[START]

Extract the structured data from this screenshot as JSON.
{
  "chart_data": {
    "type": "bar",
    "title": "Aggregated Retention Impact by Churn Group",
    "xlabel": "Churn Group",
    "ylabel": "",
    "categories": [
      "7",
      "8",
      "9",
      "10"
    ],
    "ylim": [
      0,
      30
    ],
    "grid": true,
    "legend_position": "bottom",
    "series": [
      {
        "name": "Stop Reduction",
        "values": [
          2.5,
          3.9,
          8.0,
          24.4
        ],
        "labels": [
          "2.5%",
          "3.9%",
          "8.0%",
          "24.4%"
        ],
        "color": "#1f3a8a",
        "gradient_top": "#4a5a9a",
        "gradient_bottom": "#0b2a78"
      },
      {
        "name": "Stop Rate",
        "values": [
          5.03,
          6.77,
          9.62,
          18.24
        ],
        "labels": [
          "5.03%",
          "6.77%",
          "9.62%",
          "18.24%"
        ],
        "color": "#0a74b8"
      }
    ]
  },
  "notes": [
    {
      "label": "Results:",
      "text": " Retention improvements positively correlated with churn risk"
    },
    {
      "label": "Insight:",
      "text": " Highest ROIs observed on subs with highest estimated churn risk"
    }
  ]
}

[END]

### What to work on
Say how many lines include the word "text"; reply with the number alone.

### Task answer
2